(Chart and figure data)
——

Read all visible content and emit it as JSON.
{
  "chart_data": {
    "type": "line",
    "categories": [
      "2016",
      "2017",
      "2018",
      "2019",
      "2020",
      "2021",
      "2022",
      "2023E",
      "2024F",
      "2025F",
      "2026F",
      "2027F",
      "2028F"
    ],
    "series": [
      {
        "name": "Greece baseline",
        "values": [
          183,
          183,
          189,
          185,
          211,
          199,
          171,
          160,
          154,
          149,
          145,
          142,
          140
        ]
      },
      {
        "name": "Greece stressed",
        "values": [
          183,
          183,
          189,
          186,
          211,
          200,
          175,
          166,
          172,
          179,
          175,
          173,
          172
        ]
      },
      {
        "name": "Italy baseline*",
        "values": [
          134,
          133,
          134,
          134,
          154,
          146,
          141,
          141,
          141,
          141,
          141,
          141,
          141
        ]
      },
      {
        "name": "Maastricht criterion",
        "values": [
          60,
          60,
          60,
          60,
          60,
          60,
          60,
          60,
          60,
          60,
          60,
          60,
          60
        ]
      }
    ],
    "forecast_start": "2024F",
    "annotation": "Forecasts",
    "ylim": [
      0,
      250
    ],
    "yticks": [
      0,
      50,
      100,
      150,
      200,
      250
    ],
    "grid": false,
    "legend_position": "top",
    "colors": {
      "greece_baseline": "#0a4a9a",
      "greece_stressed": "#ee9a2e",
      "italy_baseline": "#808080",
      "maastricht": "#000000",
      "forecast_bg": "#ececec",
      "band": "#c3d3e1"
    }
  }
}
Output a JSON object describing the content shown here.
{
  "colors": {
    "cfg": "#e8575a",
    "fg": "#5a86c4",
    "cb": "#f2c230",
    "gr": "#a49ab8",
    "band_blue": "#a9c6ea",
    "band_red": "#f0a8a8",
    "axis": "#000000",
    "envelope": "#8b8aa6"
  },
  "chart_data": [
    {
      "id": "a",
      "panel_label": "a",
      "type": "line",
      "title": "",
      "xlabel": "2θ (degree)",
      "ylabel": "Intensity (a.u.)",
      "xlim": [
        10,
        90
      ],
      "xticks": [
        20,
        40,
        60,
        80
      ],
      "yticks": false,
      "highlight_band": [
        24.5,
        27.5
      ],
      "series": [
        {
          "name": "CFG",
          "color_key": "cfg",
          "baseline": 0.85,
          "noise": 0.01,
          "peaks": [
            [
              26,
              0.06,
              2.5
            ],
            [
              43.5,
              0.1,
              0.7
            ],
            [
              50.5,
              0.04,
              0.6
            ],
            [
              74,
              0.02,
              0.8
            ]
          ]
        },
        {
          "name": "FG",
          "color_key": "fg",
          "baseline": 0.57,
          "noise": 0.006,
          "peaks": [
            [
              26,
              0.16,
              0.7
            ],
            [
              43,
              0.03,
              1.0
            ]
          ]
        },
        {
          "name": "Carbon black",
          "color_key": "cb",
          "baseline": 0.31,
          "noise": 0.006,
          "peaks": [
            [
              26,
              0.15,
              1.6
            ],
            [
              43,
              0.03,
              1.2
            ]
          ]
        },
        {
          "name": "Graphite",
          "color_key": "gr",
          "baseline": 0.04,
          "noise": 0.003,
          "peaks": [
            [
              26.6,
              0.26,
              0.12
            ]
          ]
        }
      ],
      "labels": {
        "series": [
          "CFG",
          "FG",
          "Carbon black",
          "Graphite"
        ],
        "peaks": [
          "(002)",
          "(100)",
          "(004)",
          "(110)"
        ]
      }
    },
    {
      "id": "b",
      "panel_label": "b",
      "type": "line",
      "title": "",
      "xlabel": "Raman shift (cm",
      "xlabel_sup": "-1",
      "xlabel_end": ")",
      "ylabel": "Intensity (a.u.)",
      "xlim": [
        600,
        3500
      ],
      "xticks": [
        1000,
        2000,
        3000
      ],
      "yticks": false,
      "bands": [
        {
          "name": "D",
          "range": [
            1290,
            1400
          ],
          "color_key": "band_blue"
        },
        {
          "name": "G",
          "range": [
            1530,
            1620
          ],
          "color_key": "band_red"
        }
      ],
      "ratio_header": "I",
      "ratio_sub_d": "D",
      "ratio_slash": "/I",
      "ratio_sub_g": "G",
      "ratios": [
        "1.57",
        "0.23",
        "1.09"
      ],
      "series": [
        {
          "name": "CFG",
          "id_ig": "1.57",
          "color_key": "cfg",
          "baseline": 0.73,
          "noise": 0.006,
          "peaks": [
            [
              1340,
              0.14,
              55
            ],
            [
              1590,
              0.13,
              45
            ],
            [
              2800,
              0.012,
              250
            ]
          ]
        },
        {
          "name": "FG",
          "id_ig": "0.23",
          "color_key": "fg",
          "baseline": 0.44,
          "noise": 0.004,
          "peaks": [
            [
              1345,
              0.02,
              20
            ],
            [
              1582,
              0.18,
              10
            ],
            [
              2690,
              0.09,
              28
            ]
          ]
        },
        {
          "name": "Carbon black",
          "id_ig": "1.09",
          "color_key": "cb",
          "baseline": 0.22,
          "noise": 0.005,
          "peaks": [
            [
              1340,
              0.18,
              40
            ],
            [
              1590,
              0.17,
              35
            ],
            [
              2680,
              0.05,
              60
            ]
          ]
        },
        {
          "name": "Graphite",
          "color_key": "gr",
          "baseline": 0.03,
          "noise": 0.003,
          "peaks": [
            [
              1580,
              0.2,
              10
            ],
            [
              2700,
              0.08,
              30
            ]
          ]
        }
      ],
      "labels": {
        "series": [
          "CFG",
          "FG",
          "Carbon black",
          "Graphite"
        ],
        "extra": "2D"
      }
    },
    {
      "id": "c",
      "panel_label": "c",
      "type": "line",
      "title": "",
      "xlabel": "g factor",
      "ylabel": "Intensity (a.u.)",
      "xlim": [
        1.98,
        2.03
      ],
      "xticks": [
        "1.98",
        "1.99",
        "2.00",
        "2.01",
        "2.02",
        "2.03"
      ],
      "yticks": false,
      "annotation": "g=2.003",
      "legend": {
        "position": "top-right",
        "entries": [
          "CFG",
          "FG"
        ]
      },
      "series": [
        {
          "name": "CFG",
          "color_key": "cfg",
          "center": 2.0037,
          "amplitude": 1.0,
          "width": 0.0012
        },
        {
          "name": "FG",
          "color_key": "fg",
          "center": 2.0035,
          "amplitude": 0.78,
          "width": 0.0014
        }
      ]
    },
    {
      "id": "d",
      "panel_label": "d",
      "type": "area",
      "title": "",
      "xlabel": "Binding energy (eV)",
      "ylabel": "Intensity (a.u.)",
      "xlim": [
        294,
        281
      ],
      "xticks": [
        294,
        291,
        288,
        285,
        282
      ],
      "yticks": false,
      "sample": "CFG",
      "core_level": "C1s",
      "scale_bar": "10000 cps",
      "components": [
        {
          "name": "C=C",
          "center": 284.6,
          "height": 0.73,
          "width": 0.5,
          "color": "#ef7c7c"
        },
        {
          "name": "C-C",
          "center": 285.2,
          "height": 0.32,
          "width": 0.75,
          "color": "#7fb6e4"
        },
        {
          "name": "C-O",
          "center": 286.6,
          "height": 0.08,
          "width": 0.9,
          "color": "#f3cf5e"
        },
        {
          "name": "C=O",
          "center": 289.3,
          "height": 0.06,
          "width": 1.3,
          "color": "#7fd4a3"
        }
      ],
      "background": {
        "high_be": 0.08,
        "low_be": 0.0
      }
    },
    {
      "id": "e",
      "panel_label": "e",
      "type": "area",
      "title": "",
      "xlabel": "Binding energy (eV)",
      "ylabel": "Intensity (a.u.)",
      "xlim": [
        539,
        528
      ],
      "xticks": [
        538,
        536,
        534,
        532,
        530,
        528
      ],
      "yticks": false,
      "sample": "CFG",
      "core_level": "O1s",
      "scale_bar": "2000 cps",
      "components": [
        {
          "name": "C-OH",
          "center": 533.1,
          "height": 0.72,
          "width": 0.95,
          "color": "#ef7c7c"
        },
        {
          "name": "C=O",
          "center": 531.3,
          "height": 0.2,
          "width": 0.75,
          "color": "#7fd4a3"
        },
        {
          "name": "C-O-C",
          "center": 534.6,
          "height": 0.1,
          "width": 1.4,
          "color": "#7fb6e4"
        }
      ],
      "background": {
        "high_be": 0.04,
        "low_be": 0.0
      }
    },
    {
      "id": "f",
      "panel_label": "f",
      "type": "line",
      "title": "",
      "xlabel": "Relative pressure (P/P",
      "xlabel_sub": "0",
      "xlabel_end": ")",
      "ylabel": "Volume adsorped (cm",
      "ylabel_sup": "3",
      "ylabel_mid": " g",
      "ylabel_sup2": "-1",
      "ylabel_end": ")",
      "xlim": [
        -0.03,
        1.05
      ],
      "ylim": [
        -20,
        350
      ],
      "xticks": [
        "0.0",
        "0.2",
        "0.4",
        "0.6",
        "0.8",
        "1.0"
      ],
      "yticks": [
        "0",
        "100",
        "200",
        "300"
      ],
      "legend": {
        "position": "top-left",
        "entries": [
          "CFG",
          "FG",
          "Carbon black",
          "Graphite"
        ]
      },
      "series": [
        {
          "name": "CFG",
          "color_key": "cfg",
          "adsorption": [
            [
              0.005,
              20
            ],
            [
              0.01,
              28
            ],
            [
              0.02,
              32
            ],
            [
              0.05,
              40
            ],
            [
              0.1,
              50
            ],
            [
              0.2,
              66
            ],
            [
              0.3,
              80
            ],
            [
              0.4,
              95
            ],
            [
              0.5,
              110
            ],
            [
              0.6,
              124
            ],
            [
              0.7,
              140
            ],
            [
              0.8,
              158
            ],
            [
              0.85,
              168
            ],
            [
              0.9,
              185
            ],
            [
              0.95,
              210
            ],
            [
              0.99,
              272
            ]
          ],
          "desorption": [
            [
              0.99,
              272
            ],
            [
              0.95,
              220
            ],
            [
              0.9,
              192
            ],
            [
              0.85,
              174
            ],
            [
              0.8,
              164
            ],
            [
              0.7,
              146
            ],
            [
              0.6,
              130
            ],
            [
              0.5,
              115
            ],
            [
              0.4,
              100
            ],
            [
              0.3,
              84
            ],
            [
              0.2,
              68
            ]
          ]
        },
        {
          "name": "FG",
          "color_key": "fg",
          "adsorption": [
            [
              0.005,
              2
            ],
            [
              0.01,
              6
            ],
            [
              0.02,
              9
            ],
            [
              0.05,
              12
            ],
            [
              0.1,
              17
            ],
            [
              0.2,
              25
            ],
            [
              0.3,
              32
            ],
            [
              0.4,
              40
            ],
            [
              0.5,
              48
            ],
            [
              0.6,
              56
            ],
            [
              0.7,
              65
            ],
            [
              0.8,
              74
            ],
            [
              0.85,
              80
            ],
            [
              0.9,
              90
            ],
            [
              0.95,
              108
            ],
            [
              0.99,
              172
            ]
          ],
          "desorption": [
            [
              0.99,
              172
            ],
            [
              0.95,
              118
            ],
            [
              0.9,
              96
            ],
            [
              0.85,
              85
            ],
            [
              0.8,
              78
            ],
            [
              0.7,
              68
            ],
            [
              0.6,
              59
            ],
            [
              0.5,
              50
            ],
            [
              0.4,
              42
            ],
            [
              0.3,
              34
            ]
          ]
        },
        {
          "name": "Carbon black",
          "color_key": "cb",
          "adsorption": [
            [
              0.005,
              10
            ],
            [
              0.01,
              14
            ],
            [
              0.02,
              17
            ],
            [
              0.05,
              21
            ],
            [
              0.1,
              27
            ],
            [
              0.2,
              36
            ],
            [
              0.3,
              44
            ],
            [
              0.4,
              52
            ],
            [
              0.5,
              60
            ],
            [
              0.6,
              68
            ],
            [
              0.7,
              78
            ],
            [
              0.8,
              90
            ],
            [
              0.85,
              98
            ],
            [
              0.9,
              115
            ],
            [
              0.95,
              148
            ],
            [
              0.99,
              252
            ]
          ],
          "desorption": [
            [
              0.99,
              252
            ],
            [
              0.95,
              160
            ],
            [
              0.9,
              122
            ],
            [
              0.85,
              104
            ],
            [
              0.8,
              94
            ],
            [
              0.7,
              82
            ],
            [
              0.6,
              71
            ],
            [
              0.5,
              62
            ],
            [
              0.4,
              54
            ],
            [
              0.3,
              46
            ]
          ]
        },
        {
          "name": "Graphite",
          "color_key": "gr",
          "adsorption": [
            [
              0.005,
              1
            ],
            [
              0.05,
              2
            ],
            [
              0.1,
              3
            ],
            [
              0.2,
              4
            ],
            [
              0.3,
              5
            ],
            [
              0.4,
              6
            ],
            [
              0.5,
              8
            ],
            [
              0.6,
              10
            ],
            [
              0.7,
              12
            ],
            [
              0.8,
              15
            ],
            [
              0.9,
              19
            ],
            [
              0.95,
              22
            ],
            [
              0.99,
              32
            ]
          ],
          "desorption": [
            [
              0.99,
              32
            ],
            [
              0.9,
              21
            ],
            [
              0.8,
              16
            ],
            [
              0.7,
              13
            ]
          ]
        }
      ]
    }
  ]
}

——

What is the number of lines in the records above that include the word "annotation"? Reply with that number and nothing more.

Task output:
2